▶ EXERCISE AIM:
Please return every line of the data below unchanged, leaving out the pictures.

>> begin DATASET RECORDS

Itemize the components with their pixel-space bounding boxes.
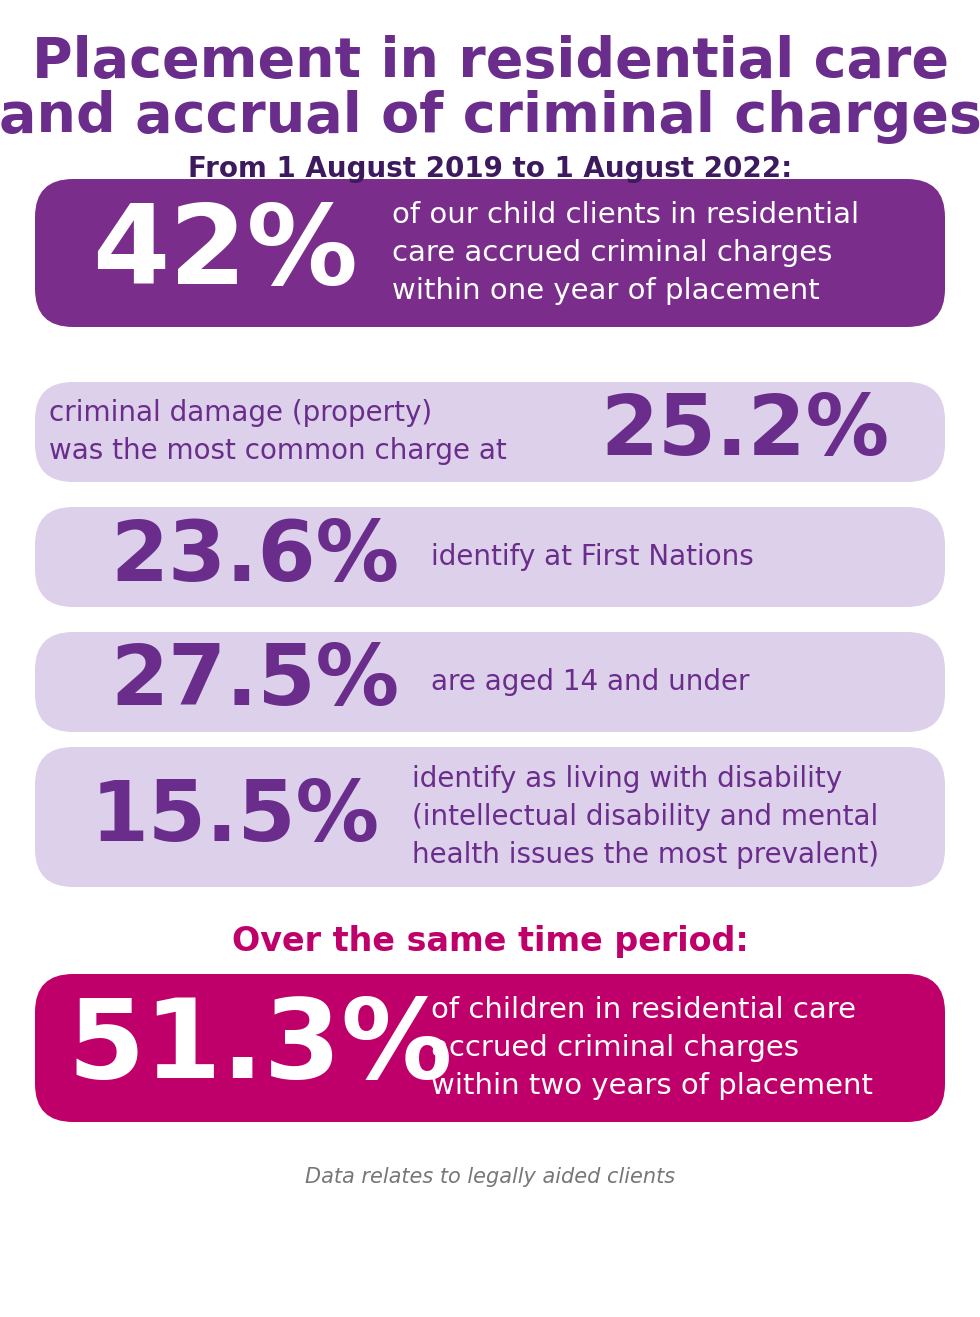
Text: are aged 14 and under: are aged 14 and under — [431, 668, 750, 695]
Text: Placement in residential care: Placement in residential care — [31, 36, 949, 90]
Text: From 1 August 2019 to 1 August 2022:: From 1 August 2019 to 1 August 2022: — [188, 155, 792, 183]
FancyBboxPatch shape — [35, 179, 945, 327]
Text: Over the same time period:: Over the same time period: — [231, 926, 749, 959]
Text: 42%: 42% — [92, 199, 359, 307]
Text: 23.6%: 23.6% — [110, 516, 400, 598]
Text: of children in residential care
accrued criminal charges
within two years of pla: of children in residential care accrued … — [431, 996, 873, 1100]
Text: of our child clients in residential
care accrued criminal charges
within one yea: of our child clients in residential care… — [392, 202, 859, 306]
Text: criminal damage (property)
was the most common charge at: criminal damage (property) was the most … — [49, 399, 507, 465]
Text: identify at First Nations: identify at First Nations — [431, 543, 754, 572]
FancyBboxPatch shape — [35, 747, 945, 888]
FancyBboxPatch shape — [35, 507, 945, 607]
Text: Data relates to legally aided clients: Data relates to legally aided clients — [305, 1167, 675, 1187]
Text: 25.2%: 25.2% — [600, 391, 890, 473]
FancyBboxPatch shape — [35, 382, 945, 482]
FancyBboxPatch shape — [35, 975, 945, 1122]
Text: 51.3%: 51.3% — [67, 994, 453, 1101]
Text: identify as living with disability
(intellectual disability and mental
health is: identify as living with disability (inte… — [412, 765, 879, 869]
Text: 27.5%: 27.5% — [110, 641, 400, 723]
Text: 15.5%: 15.5% — [90, 777, 380, 857]
Text: and accrual of criminal charges: and accrual of criminal charges — [0, 90, 980, 144]
FancyBboxPatch shape — [35, 632, 945, 732]
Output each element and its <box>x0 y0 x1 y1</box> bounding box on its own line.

>> end DATASET RECORDS

▶ FINISHED TASK:
Itemize the components with their pixel-space bounding boxes.
Text: are aged 14 and under: are aged 14 and under — [431, 668, 750, 695]
Text: Placement in residential care: Placement in residential care — [31, 36, 949, 90]
Text: From 1 August 2019 to 1 August 2022:: From 1 August 2019 to 1 August 2022: — [188, 155, 792, 183]
FancyBboxPatch shape — [35, 179, 945, 327]
Text: Over the same time period:: Over the same time period: — [231, 926, 749, 959]
Text: 42%: 42% — [92, 199, 359, 307]
Text: 23.6%: 23.6% — [110, 516, 400, 598]
Text: of children in residential care
accrued criminal charges
within two years of pla: of children in residential care accrued … — [431, 996, 873, 1100]
Text: of our child clients in residential
care accrued criminal charges
within one yea: of our child clients in residential care… — [392, 202, 859, 306]
Text: criminal damage (property)
was the most common charge at: criminal damage (property) was the most … — [49, 399, 507, 465]
Text: identify at First Nations: identify at First Nations — [431, 543, 754, 572]
FancyBboxPatch shape — [35, 747, 945, 888]
FancyBboxPatch shape — [35, 507, 945, 607]
Text: Data relates to legally aided clients: Data relates to legally aided clients — [305, 1167, 675, 1187]
Text: 25.2%: 25.2% — [600, 391, 890, 473]
FancyBboxPatch shape — [35, 382, 945, 482]
FancyBboxPatch shape — [35, 975, 945, 1122]
Text: 51.3%: 51.3% — [67, 994, 453, 1101]
Text: identify as living with disability
(intellectual disability and mental
health is: identify as living with disability (inte… — [412, 765, 879, 869]
Text: 27.5%: 27.5% — [110, 641, 400, 723]
Text: 15.5%: 15.5% — [90, 777, 380, 857]
Text: and accrual of criminal charges: and accrual of criminal charges — [0, 90, 980, 144]
FancyBboxPatch shape — [35, 632, 945, 732]
Output each element and its <box>x0 y0 x1 y1</box> bounding box on its own line.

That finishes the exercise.